◆ **What is required**
Find how many lines contain "Representación" and state only that number.

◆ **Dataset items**
** Start **

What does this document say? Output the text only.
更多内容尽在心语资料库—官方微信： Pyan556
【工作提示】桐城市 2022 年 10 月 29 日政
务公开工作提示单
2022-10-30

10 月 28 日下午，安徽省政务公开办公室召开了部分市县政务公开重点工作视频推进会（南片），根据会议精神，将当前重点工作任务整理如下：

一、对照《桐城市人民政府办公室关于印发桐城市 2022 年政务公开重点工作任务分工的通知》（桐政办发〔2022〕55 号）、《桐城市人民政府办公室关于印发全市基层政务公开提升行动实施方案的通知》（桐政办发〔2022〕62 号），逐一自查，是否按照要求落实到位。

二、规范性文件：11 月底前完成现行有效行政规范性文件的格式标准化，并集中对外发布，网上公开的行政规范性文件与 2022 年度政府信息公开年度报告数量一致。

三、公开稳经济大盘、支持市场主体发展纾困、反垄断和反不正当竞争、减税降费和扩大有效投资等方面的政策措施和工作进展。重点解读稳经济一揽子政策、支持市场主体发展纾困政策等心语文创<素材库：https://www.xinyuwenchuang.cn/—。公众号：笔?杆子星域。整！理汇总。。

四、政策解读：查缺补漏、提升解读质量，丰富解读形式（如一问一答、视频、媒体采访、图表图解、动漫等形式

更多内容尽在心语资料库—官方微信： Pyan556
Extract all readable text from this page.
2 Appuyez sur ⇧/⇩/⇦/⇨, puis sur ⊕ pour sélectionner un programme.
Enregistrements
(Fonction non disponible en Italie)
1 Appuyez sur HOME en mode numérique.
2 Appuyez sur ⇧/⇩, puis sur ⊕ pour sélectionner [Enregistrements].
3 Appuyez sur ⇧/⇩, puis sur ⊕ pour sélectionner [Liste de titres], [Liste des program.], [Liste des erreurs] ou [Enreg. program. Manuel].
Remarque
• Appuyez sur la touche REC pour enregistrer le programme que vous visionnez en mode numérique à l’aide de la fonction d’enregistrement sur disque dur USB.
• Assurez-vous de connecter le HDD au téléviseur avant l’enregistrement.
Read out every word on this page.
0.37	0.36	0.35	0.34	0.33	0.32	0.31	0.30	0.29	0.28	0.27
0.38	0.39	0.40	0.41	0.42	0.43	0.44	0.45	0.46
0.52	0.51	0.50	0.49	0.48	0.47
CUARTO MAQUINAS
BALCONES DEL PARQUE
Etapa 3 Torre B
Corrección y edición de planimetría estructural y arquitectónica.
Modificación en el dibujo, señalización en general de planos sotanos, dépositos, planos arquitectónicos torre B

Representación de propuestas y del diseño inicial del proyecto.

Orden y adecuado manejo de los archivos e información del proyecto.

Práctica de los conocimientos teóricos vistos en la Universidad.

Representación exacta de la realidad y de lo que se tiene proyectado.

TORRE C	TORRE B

** End **

◆ **The result**
2